* STATED EXERCISE
In the entries below, count every line with the word "Deep". Return only the count.

* DATA
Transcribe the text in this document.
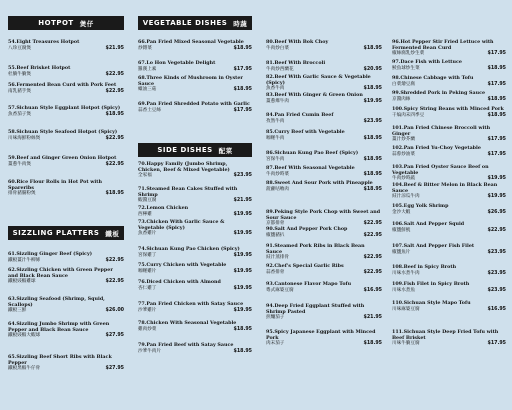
HOTPOT 煲仔
54.Eight Treasures Hotpot
八珍豆腐煲	$21.95
55.Beef Brisket Hotpot
杜腩牛腩煲	$22.95
56.Fermented Bean Curd with Pork Feet
南乳豬手煲	$22.95
57.Sichuan Style Eggplant Hotpot (Spicy)
魚香茄子煲	$18.95
58.Sichuan Style Seafood Hotpot (Spicy)
川味海鮮粉絲煲	$22.95
59.Beef and Ginger Green Onion Hotpot
薑蔥牛肉煲	$22.95
60.Rice Flour Rolls in Hot Pot with Spareribs
排骨豬腸粉煲	$18.95
SIZZLING PLATTERS 鐵板
61.Sizzling Ginger Beef (Spicy)
鐵板薑汁牛柳條	$22.95
62.Sizzling Chicken with Green Pepper and Black Bean Sauce
鐵板豉椒雞球	$22.95
63.Sizzling Seafood (Shrimp, Squid, Scallops)
鐵板三鮮	$26.00
64.Sizzling Jumbo Shrimp with Green Pepper and Black Bean Sauce
鐵板豉椒大蝦球	$27.95
65.Sizzling Beef Short Ribs with Black Pepper
鐵板黑椒牛仔骨	$27.95
VEGETABLE DISHES 時蔬
66.Pan Fried Mixed Seasonal Vegetable
炒雜菜	$18.95
67.Lo Hon Vegetable Delight
羅漢上素	$17.95
68.Three Kinds of Mushroom in Oyster Sauce
蠔油三菇	$18.95
69.Pan Fried Shredded Potato with Garlic
蒜香土豆絲	$17.95
SIDE DISHES 配菜
70.Happy Family (Jumbo Shrimp, Chicken, Beef & Mixed Vegetable)
全家福	$23.95
71.Steamed Bean Cakes Stuffed with Shrimp
蝦醬豆腐	$21.95
72.Lemon Chicken
西檸雞	$19.95
73.Chicken With Garlic Sauce & Vegetable (Spicy)
魚香雞片	$19.95
74.Sichuan Kung Pao Chicken (Spicy)
宮保雞丁	$19.95
75.Curry Chicken with Vegetable
咖喱雞片	$19.95
76.Diced Chicken with Almond
杏仁雞丁	$19.95
77.Pan Fried Chicken with Satay Sauce
沙爹雞片	$19.95
78.Chicken With Seasonal Vegetable
雞肉炒菜	$18.95
79.Pan Fried Beef with Satay Sauce
沙爹牛肉片	$18.95
80.Beef With Bok Choy
牛肉炒白菜	$18.95
81.Beef With Broccoli
牛肉炒西蘭花	$20.95
82.Beef With Garlic Sauce & Vegetable (Spicy)
魚香牛肉	$18.95
83.Beef With Ginger & Green Onion
薑蔥爆牛肉	$19.95
84.Pan Fried Cumin Beef
孜然牛肉	$23.95
85.Curry Beef with Vegetable
咖喱牛肉	$18.95
86.Sichuan Kung Pao Beef (Spicy)
宮保牛肉	$18.95
87.Beef With Seasonal Vegetable
牛肉炒時菜	$18.95
88.Sweet And Sour Pork with Pineapple
菠蘿咕嚕肉	$18.95
89.Peking Style Pork Chop with Sweet and Sour Sauce
京都排骨	$22.95
90.Salt And Pepper Pork Chop
椒鹽豬扒	$22.95
91.Steamed Pork Ribs in Black Bean Sauce
豉汁蒸排骨	$22.95
92.Chef's Special Garlic Ribs
蒜香排骨	$22.95
93.Cantonese Flavor Mapo Tofu
粵式麻婆豆腐	$16.95
94.Deep Fried Eggplant Stuffed with Shrimp Pasted
煎釀茄子	$21.95
95.Spicy Japanese Eggplant with Minced Pork
肉末茄子	$18.95
96.Hot Pepper Stir Fried Lettuce with Fermented Bean Curd
椒絲腐乳炒生菜	$17.95
97.Dace Fish with Lettuce
鯪魚球炒生菜	$18.95
98.Chinese Cabbage with Tofu
白菜燴豆腐	$17.95
99.Shredded Pork in Peking Sauce
京醬肉絲	$18.95
100.Spicy String Beans with Minced Pork
干煸肉末四季豆	$18.95
101.Pan Fried Chinese Broccoli with Ginger
薑汁炒芥蘭	$17.95
102.Pan Fried Yu-Choy Vegetable
蒜蓉炒油菜	$17.95
103.Pan Fried Oyster Sauce Beef on Vegetable
牛肉炒時蔬	$19.95
104.Beef & Bitter Melon in Black Bean Sauce
豉汁涼瓜牛肉	$19.95
105.Egg Yolk Shrimp
金沙大蝦	$26.95
106.Salt And Pepper Squid
椒鹽鮮魷	$22.95
107.Salt And Pepper Fish Filet
椒鹽魚片	$23.95
108.Beef in Spicy Broth
川味水煮牛肉	$23.95
109.Fish Filet in Spicy Broth
川味水煮魚	$23.95
110.Sichuan Style Mapo Tofu
川味麻婆豆腐	$16.95
111.Sichuan Style Deep Fried Tofu with Beef Brisket
川味牛腩豆腐	$17.95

* THE RESPONSE
2